*DIRECTIONS FOR THIS TASK:* Below is a listing; copy all of it exactly.

Data items:
==*==

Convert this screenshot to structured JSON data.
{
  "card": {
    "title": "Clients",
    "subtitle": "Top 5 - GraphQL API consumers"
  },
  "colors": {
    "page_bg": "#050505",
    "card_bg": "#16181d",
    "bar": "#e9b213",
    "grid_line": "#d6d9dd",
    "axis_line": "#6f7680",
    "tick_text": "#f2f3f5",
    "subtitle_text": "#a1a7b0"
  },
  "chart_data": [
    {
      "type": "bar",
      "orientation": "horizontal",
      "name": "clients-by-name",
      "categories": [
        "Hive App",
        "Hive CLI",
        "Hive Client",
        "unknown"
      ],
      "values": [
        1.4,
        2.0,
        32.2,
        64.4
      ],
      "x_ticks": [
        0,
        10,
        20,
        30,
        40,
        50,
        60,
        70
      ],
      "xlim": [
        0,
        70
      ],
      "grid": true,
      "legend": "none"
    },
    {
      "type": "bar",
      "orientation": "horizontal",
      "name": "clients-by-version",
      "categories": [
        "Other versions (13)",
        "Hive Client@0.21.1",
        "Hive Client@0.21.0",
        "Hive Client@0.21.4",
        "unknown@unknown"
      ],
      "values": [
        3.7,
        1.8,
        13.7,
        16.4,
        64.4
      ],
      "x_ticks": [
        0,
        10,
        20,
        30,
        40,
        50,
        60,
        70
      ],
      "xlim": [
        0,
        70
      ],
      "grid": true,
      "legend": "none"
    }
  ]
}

==*==

*OUTPUT FOR THIS EXERCISE:*
Convert this screenshot to structured JSON data.
{
  "card": {
    "title": "Clients",
    "subtitle": "Top 5 - GraphQL API consumers"
  },
  "colors": {
    "page_bg": "#050505",
    "card_bg": "#16181d",
    "bar": "#e9b213",
    "grid_line": "#d6d9dd",
    "axis_line": "#6f7680",
    "tick_text": "#f2f3f5",
    "subtitle_text": "#a1a7b0"
  },
  "chart_data": [
    {
      "type": "bar",
      "orientation": "horizontal",
      "name": "clients-by-name",
      "categories": [
        "Hive App",
        "Hive CLI",
        "Hive Client",
        "unknown"
      ],
      "values": [
        1.4,
        2.0,
        32.2,
        64.4
      ],
      "x_ticks": [
        0,
        10,
        20,
        30,
        40,
        50,
        60,
        70
      ],
      "xlim": [
        0,
        70
      ],
      "grid": true,
      "legend": "none"
    },
    {
      "type": "bar",
      "orientation": "horizontal",
      "name": "clients-by-version",
      "categories": [
        "Other versions (13)",
        "Hive Client@0.21.1",
        "Hive Client@0.21.0",
        "Hive Client@0.21.4",
        "unknown@unknown"
      ],
      "values": [
        3.7,
        1.8,
        13.7,
        16.4,
        64.4
      ],
      "x_ticks": [
        0,
        10,
        20,
        30,
        40,
        50,
        60,
        70
      ],
      "xlim": [
        0,
        70
      ],
      "grid": true,
      "legend": "none"
    }
  ]
}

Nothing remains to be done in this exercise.